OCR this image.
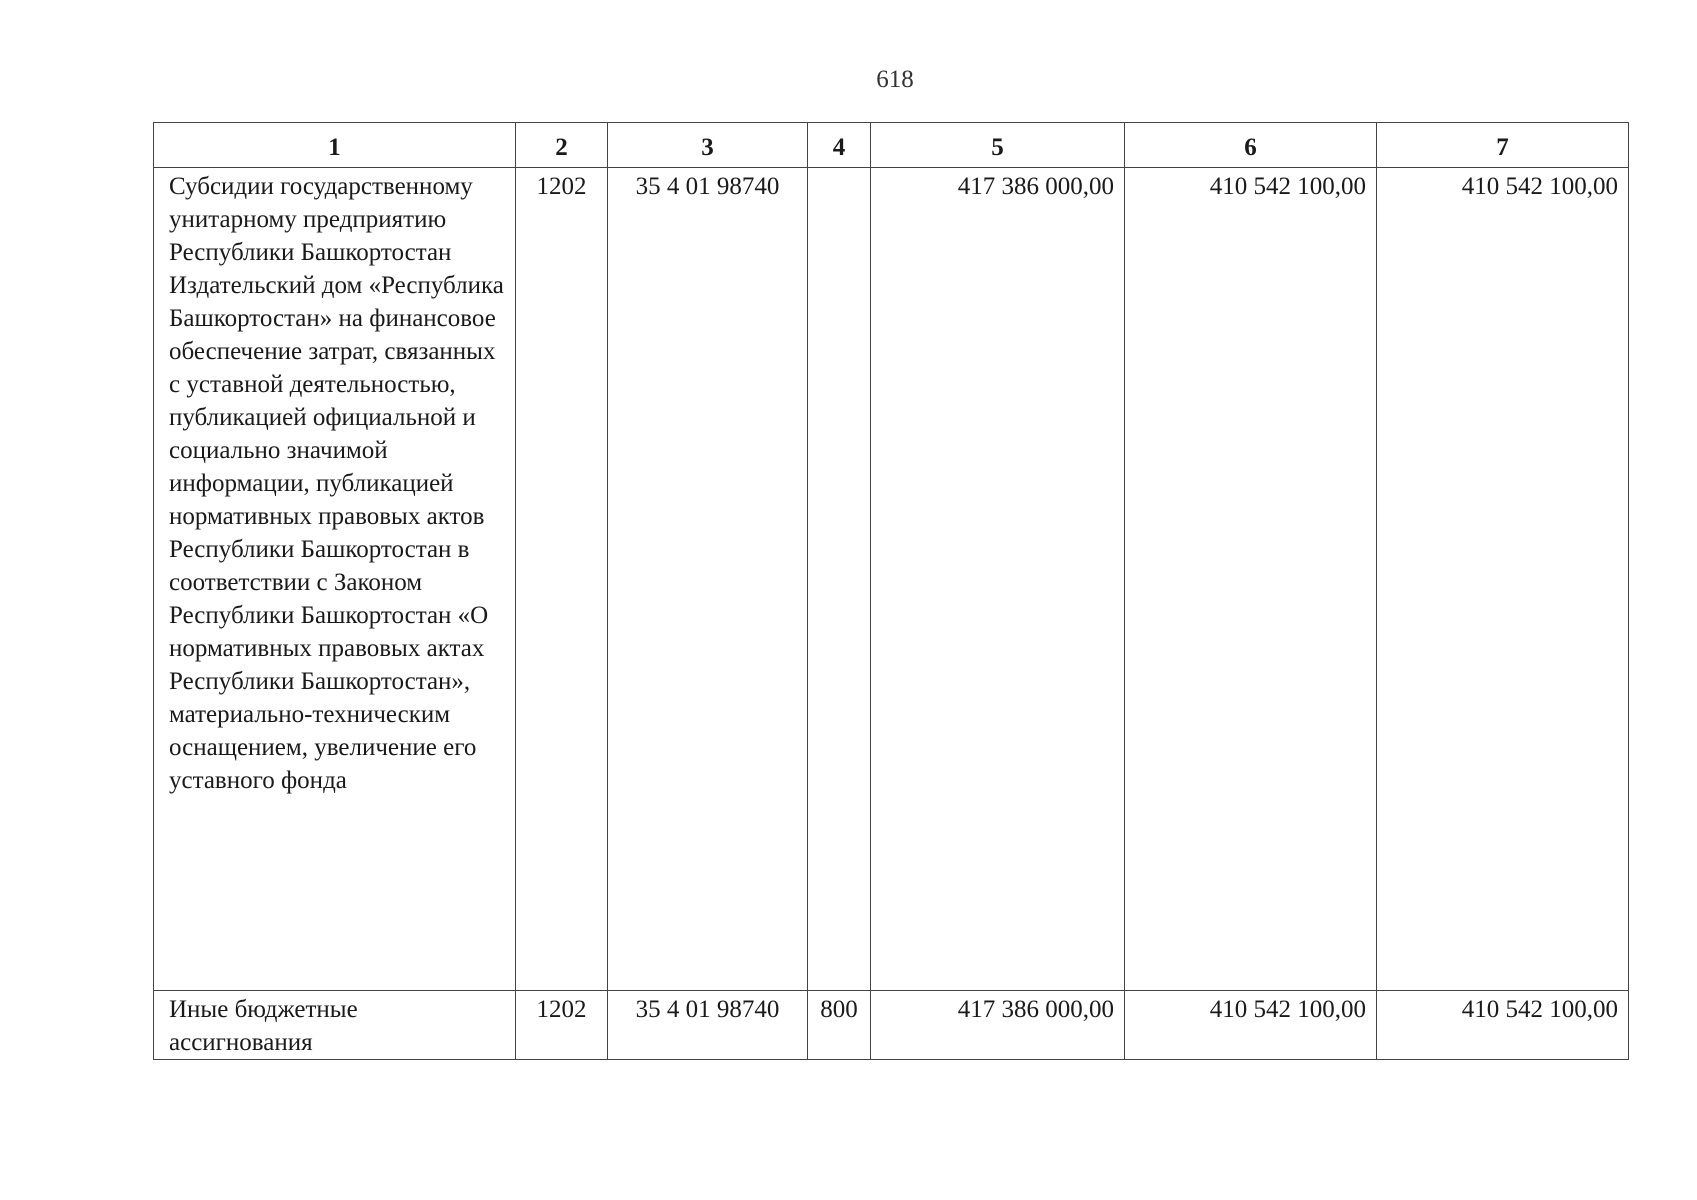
618
1	2	3	4	5	6	7
Субсидии государственному унитарному предприятию Республики Башкортостан Издательский дом «Республика Башкортостан» на финансовое обеспечение затрат, связанных с уставной деятельностью, публикацией официальной и социально значимой информации, публикацией нормативных правовых актов Республики Башкортостан в соответствии с Законом Республики Башкортостан «О нормативных правовых актах Республики Башкортостан», материально-техническим оснащением, увеличение его уставного фонда	1202	35 4 01 98740		417 386 000,00	410 542 100,00	410 542 100,00
Иные бюджетные ассигнования	1202	35 4 01 98740	800	417 386 000,00	410 542 100,00	410 542 100,00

**Task statement**
Quote the material word for word, dropping any images it holds.

**Task solution**
OCR this image.
618
1	2	3	4	5	6	7
Субсидии государственному унитарному предприятию Республики Башкортостан Издательский дом «Республика Башкортостан» на финансовое обеспечение затрат, связанных с уставной деятельностью, публикацией официальной и социально значимой информации, публикацией нормативных правовых актов Республики Башкортостан в соответствии с Законом Республики Башкортостан «О нормативных правовых актах Республики Башкортостан», материально-техническим оснащением, увеличение его уставного фонда	1202	35 4 01 98740		417 386 000,00	410 542 100,00	410 542 100,00
Иные бюджетные ассигнования	1202	35 4 01 98740	800	417 386 000,00	410 542 100,00	410 542 100,00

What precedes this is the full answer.